Task to carry out
Give back the records below exactly, every one, with no pictures.
------ Information supplied ------
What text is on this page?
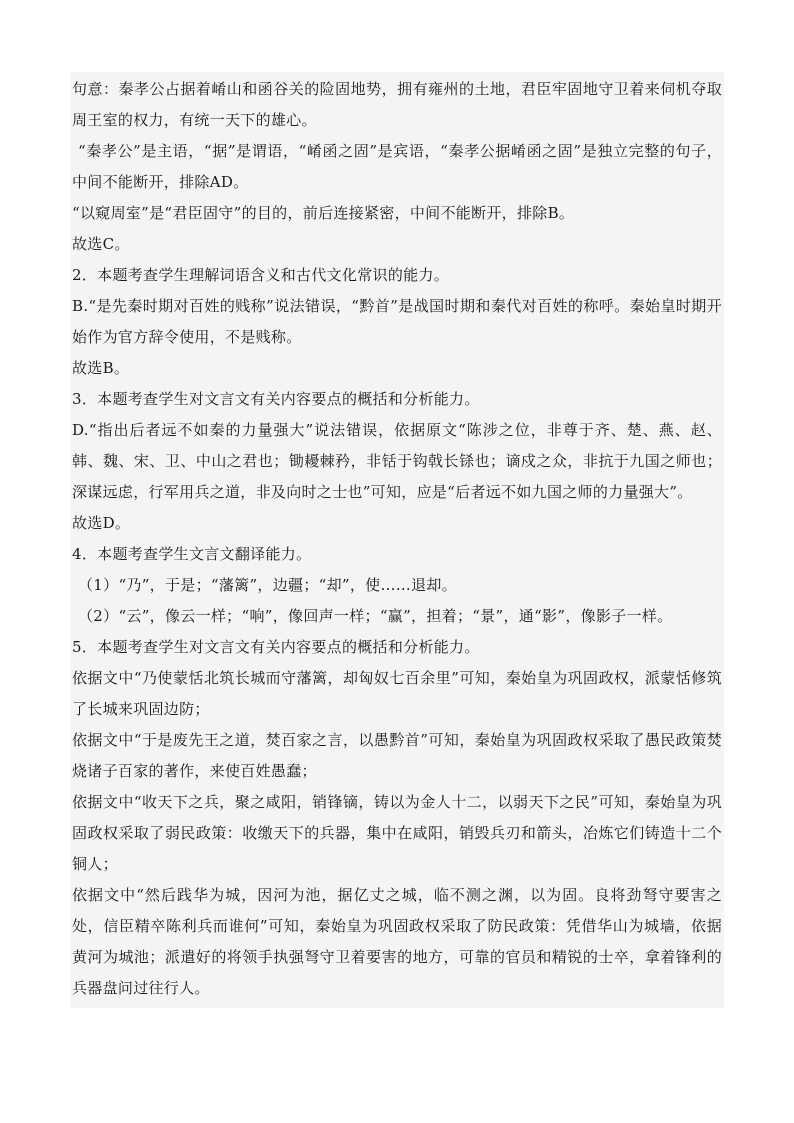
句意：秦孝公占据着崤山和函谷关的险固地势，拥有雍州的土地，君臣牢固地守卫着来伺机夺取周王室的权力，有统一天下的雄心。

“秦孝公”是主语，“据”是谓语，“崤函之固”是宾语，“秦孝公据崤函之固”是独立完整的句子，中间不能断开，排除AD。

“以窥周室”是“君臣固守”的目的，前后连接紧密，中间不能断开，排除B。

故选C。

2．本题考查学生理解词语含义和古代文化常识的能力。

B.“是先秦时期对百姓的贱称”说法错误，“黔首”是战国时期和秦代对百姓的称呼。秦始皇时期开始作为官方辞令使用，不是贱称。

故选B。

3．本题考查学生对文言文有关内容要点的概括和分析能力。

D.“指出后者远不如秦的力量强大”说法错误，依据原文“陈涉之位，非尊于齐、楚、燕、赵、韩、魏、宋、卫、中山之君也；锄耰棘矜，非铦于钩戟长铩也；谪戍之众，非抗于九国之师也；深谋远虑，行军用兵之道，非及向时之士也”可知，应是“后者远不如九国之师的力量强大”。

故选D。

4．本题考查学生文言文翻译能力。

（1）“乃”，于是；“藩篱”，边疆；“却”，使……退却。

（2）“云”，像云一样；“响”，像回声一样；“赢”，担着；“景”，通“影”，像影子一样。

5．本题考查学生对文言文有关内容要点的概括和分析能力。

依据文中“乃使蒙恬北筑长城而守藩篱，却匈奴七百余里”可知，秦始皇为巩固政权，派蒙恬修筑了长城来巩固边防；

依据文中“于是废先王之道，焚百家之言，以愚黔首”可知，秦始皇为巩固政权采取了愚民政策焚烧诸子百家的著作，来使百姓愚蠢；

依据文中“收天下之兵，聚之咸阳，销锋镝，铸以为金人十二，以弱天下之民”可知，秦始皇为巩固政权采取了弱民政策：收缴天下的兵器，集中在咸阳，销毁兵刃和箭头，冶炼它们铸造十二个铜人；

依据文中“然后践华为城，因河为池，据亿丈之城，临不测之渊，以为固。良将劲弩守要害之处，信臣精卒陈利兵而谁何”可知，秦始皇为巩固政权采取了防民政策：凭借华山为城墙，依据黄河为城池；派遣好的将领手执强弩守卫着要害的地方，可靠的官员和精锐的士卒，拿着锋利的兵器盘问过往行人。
------
The completed task
What text is on this page?
句意：秦孝公占据着崤山和函谷关的险固地势，拥有雍州的土地，君臣牢固地守卫着来伺机夺取周王室的权力，有统一天下的雄心。

“秦孝公”是主语，“据”是谓语，“崤函之固”是宾语，“秦孝公据崤函之固”是独立完整的句子，中间不能断开，排除AD。

“以窥周室”是“君臣固守”的目的，前后连接紧密，中间不能断开，排除B。

故选C。

2．本题考查学生理解词语含义和古代文化常识的能力。

B.“是先秦时期对百姓的贱称”说法错误，“黔首”是战国时期和秦代对百姓的称呼。秦始皇时期开始作为官方辞令使用，不是贱称。

故选B。

3．本题考查学生对文言文有关内容要点的概括和分析能力。

D.“指出后者远不如秦的力量强大”说法错误，依据原文“陈涉之位，非尊于齐、楚、燕、赵、韩、魏、宋、卫、中山之君也；锄耰棘矜，非铦于钩戟长铩也；谪戍之众，非抗于九国之师也；深谋远虑，行军用兵之道，非及向时之士也”可知，应是“后者远不如九国之师的力量强大”。

故选D。

4．本题考查学生文言文翻译能力。

（1）“乃”，于是；“藩篱”，边疆；“却”，使……退却。

（2）“云”，像云一样；“响”，像回声一样；“赢”，担着；“景”，通“影”，像影子一样。

5．本题考查学生对文言文有关内容要点的概括和分析能力。

依据文中“乃使蒙恬北筑长城而守藩篱，却匈奴七百余里”可知，秦始皇为巩固政权，派蒙恬修筑了长城来巩固边防；

依据文中“于是废先王之道，焚百家之言，以愚黔首”可知，秦始皇为巩固政权采取了愚民政策焚烧诸子百家的著作，来使百姓愚蠢；

依据文中“收天下之兵，聚之咸阳，销锋镝，铸以为金人十二，以弱天下之民”可知，秦始皇为巩固政权采取了弱民政策：收缴天下的兵器，集中在咸阳，销毁兵刃和箭头，冶炼它们铸造十二个铜人；

依据文中“然后践华为城，因河为池，据亿丈之城，临不测之渊，以为固。良将劲弩守要害之处，信臣精卒陈利兵而谁何”可知，秦始皇为巩固政权采取了防民政策：凭借华山为城墙，依据黄河为城池；派遣好的将领手执强弩守卫着要害的地方，可靠的官员和精锐的士卒，拿着锋利的兵器盘问过往行人。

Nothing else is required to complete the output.